Entries shown –
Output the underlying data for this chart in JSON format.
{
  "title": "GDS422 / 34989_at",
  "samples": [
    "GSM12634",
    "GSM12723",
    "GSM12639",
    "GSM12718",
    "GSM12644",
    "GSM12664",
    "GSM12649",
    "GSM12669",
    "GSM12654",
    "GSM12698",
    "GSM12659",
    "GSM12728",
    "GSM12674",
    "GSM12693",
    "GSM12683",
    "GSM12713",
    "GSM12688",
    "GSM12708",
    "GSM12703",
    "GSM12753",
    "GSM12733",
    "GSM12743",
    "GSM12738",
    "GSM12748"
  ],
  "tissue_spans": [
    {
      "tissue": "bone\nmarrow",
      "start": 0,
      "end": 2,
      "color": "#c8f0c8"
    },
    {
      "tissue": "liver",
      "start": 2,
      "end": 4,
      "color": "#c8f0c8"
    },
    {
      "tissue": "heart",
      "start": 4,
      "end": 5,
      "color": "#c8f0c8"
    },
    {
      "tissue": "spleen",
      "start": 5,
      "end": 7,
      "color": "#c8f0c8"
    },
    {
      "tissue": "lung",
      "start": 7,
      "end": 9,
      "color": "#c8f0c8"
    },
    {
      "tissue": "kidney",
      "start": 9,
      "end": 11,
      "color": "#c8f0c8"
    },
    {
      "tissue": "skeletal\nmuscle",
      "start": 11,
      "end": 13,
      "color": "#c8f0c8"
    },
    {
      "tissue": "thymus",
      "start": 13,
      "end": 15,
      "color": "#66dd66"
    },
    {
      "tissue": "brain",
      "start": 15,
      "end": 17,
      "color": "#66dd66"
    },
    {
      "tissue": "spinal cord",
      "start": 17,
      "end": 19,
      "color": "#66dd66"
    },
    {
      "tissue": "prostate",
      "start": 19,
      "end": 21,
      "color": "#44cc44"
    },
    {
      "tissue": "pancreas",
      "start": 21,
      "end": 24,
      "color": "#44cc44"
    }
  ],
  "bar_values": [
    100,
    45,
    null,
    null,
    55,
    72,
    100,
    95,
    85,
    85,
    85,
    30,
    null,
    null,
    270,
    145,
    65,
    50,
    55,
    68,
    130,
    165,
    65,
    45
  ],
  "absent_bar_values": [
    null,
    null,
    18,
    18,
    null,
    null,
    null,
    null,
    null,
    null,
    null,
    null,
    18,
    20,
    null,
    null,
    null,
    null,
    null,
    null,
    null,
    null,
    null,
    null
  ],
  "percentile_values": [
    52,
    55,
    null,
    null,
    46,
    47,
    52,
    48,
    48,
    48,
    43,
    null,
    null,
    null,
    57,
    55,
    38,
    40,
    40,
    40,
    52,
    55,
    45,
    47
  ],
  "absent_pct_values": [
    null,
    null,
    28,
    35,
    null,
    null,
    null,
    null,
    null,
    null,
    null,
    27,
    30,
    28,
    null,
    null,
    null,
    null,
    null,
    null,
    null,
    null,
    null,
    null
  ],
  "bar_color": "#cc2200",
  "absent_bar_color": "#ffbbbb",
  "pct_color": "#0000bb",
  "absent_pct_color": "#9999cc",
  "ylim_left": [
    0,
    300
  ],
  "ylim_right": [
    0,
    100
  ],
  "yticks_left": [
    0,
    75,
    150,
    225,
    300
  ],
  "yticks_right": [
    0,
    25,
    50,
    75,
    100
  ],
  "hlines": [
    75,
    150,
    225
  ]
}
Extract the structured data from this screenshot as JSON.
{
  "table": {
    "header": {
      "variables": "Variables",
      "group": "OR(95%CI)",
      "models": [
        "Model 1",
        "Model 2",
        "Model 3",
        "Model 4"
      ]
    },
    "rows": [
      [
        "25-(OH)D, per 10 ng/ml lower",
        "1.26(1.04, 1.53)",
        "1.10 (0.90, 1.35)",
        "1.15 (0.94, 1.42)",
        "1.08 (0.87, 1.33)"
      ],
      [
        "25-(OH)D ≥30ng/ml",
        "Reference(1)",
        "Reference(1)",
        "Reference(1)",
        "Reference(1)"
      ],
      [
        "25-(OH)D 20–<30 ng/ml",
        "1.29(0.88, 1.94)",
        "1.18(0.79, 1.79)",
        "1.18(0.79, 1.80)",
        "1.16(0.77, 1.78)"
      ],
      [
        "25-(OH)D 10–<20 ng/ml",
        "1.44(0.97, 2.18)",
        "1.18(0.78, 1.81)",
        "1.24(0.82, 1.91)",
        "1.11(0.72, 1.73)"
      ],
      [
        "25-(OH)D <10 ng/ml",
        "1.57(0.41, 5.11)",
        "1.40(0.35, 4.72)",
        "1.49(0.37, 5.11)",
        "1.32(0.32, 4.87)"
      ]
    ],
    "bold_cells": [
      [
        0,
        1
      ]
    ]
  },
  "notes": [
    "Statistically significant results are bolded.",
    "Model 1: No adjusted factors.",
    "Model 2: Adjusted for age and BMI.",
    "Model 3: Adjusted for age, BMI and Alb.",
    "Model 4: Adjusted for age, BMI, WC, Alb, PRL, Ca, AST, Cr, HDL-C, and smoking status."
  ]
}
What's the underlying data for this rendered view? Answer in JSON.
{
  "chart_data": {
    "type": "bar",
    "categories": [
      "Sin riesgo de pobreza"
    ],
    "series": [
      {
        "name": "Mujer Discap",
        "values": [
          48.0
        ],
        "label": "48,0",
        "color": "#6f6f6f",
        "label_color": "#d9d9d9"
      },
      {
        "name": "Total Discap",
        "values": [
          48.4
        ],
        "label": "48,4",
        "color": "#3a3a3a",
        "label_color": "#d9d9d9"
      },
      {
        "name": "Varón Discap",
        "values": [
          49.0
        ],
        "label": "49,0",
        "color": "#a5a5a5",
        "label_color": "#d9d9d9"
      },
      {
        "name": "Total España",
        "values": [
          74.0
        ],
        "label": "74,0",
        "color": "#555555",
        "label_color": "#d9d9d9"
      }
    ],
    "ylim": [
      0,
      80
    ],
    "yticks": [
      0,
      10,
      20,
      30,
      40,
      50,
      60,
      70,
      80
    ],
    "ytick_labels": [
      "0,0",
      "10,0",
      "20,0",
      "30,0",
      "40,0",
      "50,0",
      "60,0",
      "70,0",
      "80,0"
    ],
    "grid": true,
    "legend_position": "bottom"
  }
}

To be done – Give back each line above precisely as it stands.

Worked answer –
Output the underlying data for this chart in JSON format.
{
  "title": "GDS422 / 34989_at",
  "samples": [
    "GSM12634",
    "GSM12723",
    "GSM12639",
    "GSM12718",
    "GSM12644",
    "GSM12664",
    "GSM12649",
    "GSM12669",
    "GSM12654",
    "GSM12698",
    "GSM12659",
    "GSM12728",
    "GSM12674",
    "GSM12693",
    "GSM12683",
    "GSM12713",
    "GSM12688",
    "GSM12708",
    "GSM12703",
    "GSM12753",
    "GSM12733",
    "GSM12743",
    "GSM12738",
    "GSM12748"
  ],
  "tissue_spans": [
    {
      "tissue": "bone\nmarrow",
      "start": 0,
      "end": 2,
      "color": "#c8f0c8"
    },
    {
      "tissue": "liver",
      "start": 2,
      "end": 4,
      "color": "#c8f0c8"
    },
    {
      "tissue": "heart",
      "start": 4,
      "end": 5,
      "color": "#c8f0c8"
    },
    {
      "tissue": "spleen",
      "start": 5,
      "end": 7,
      "color": "#c8f0c8"
    },
    {
      "tissue": "lung",
      "start": 7,
      "end": 9,
      "color": "#c8f0c8"
    },
    {
      "tissue": "kidney",
      "start": 9,
      "end": 11,
      "color": "#c8f0c8"
    },
    {
      "tissue": "skeletal\nmuscle",
      "start": 11,
      "end": 13,
      "color": "#c8f0c8"
    },
    {
      "tissue": "thymus",
      "start": 13,
      "end": 15,
      "color": "#66dd66"
    },
    {
      "tissue": "brain",
      "start": 15,
      "end": 17,
      "color": "#66dd66"
    },
    {
      "tissue": "spinal cord",
      "start": 17,
      "end": 19,
      "color": "#66dd66"
    },
    {
      "tissue": "prostate",
      "start": 19,
      "end": 21,
      "color": "#44cc44"
    },
    {
      "tissue": "pancreas",
      "start": 21,
      "end": 24,
      "color": "#44cc44"
    }
  ],
  "bar_values": [
    100,
    45,
    null,
    null,
    55,
    72,
    100,
    95,
    85,
    85,
    85,
    30,
    null,
    null,
    270,
    145,
    65,
    50,
    55,
    68,
    130,
    165,
    65,
    45
  ],
  "absent_bar_values": [
    null,
    null,
    18,
    18,
    null,
    null,
    null,
    null,
    null,
    null,
    null,
    null,
    18,
    20,
    null,
    null,
    null,
    null,
    null,
    null,
    null,
    null,
    null,
    null
  ],
  "percentile_values": [
    52,
    55,
    null,
    null,
    46,
    47,
    52,
    48,
    48,
    48,
    43,
    null,
    null,
    null,
    57,
    55,
    38,
    40,
    40,
    40,
    52,
    55,
    45,
    47
  ],
  "absent_pct_values": [
    null,
    null,
    28,
    35,
    null,
    null,
    null,
    null,
    null,
    null,
    null,
    27,
    30,
    28,
    null,
    null,
    null,
    null,
    null,
    null,
    null,
    null,
    null,
    null
  ],
  "bar_color": "#cc2200",
  "absent_bar_color": "#ffbbbb",
  "pct_color": "#0000bb",
  "absent_pct_color": "#9999cc",
  "ylim_left": [
    0,
    300
  ],
  "ylim_right": [
    0,
    100
  ],
  "yticks_left": [
    0,
    75,
    150,
    225,
    300
  ],
  "yticks_right": [
    0,
    25,
    50,
    75,
    100
  ],
  "hlines": [
    75,
    150,
    225
  ]
}
Extract the structured data from this screenshot as JSON.
{
  "table": {
    "header": {
      "variables": "Variables",
      "group": "OR(95%CI)",
      "models": [
        "Model 1",
        "Model 2",
        "Model 3",
        "Model 4"
      ]
    },
    "rows": [
      [
        "25-(OH)D, per 10 ng/ml lower",
        "1.26(1.04, 1.53)",
        "1.10 (0.90, 1.35)",
        "1.15 (0.94, 1.42)",
        "1.08 (0.87, 1.33)"
      ],
      [
        "25-(OH)D ≥30ng/ml",
        "Reference(1)",
        "Reference(1)",
        "Reference(1)",
        "Reference(1)"
      ],
      [
        "25-(OH)D 20–<30 ng/ml",
        "1.29(0.88, 1.94)",
        "1.18(0.79, 1.79)",
        "1.18(0.79, 1.80)",
        "1.16(0.77, 1.78)"
      ],
      [
        "25-(OH)D 10–<20 ng/ml",
        "1.44(0.97, 2.18)",
        "1.18(0.78, 1.81)",
        "1.24(0.82, 1.91)",
        "1.11(0.72, 1.73)"
      ],
      [
        "25-(OH)D <10 ng/ml",
        "1.57(0.41, 5.11)",
        "1.40(0.35, 4.72)",
        "1.49(0.37, 5.11)",
        "1.32(0.32, 4.87)"
      ]
    ],
    "bold_cells": [
      [
        0,
        1
      ]
    ]
  },
  "notes": [
    "Statistically significant results are bolded.",
    "Model 1: No adjusted factors.",
    "Model 2: Adjusted for age and BMI.",
    "Model 3: Adjusted for age, BMI and Alb.",
    "Model 4: Adjusted for age, BMI, WC, Alb, PRL, Ca, AST, Cr, HDL-C, and smoking status."
  ]
}
What's the underlying data for this rendered view? Answer in JSON.
{
  "chart_data": {
    "type": "bar",
    "categories": [
      "Sin riesgo de pobreza"
    ],
    "series": [
      {
        "name": "Mujer Discap",
        "values": [
          48.0
        ],
        "label": "48,0",
        "color": "#6f6f6f",
        "label_color": "#d9d9d9"
      },
      {
        "name": "Total Discap",
        "values": [
          48.4
        ],
        "label": "48,4",
        "color": "#3a3a3a",
        "label_color": "#d9d9d9"
      },
      {
        "name": "Varón Discap",
        "values": [
          49.0
        ],
        "label": "49,0",
        "color": "#a5a5a5",
        "label_color": "#d9d9d9"
      },
      {
        "name": "Total España",
        "values": [
          74.0
        ],
        "label": "74,0",
        "color": "#555555",
        "label_color": "#d9d9d9"
      }
    ],
    "ylim": [
      0,
      80
    ],
    "yticks": [
      0,
      10,
      20,
      30,
      40,
      50,
      60,
      70,
      80
    ],
    "ytick_labels": [
      "0,0",
      "10,0",
      "20,0",
      "30,0",
      "40,0",
      "50,0",
      "60,0",
      "70,0",
      "80,0"
    ],
    "grid": true,
    "legend_position": "bottom"
  }
}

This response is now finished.